TASK DETAILS
Select, from the data, each line where "オンプレミス" occurs.

SUPPLIED ENTRIES

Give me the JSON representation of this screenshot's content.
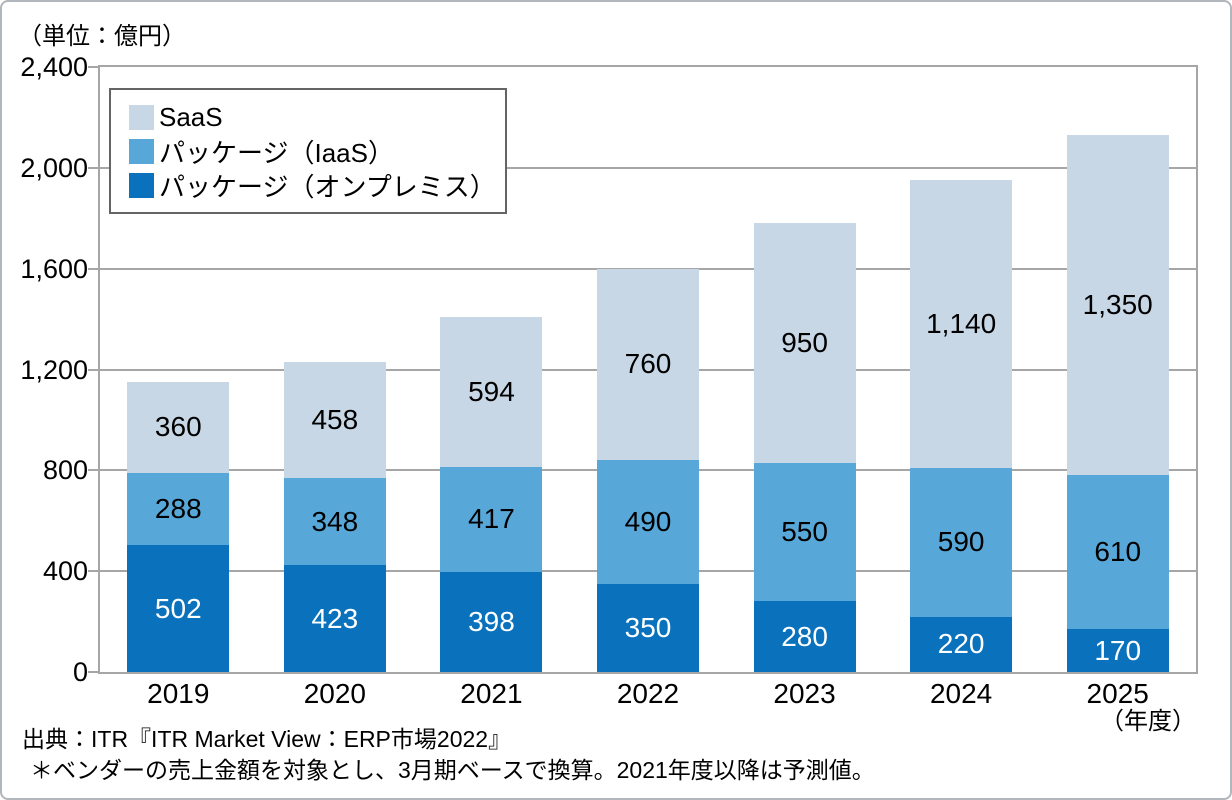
{
  "chart": {
    "unit_label": "（単位：億円）",
    "x_axis_unit": "（年度）"
  },
  "chart_data": {
    "type": "bar",
    "stacked": true,
    "title": "",
    "categories": [
      "2019",
      "2020",
      "2021",
      "2022",
      "2023",
      "2024",
      "2025"
    ],
    "series": [
      {
        "name": "パッケージ（オンプレミス）",
        "color": "#0a72bd",
        "label_color": "#ffffff",
        "values": [
          502,
          423,
          398,
          350,
          280,
          220,
          170
        ]
      },
      {
        "name": "パッケージ（IaaS）",
        "color": "#57a8d9",
        "label_color": "#000000",
        "values": [
          288,
          348,
          417,
          490,
          550,
          590,
          610
        ]
      },
      {
        "name": "SaaS",
        "color": "#c8d7e6",
        "label_color": "#000000",
        "values": [
          360,
          458,
          594,
          760,
          950,
          1140,
          1350
        ]
      }
    ],
    "y_axis": {
      "min": 0,
      "max": 2400,
      "step": 400,
      "tick_labels": [
        "0",
        "400",
        "800",
        "1,200",
        "1,600",
        "2,000",
        "2,400"
      ]
    },
    "legend": {
      "position": "top-left",
      "entries": [
        {
          "label": "SaaS",
          "color": "#c8d7e6"
        },
        {
          "label": "パッケージ（IaaS）",
          "color": "#57a8d9"
        },
        {
          "label": "パッケージ（オンプレミス）",
          "color": "#0a72bd"
        }
      ]
    },
    "grid": true
  },
  "footer": {
    "source": "出典：ITR『ITR Market View：ERP市場2022』",
    "note": "＊ベンダーの売上金額を対象とし、3月期ベースで換算。2021年度以降は予測値。"
  }
}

OUTPUT FOR THIS EXERCISE
        "name": "パッケージ（オンプレミス）",
          "label": "パッケージ（オンプレミス）",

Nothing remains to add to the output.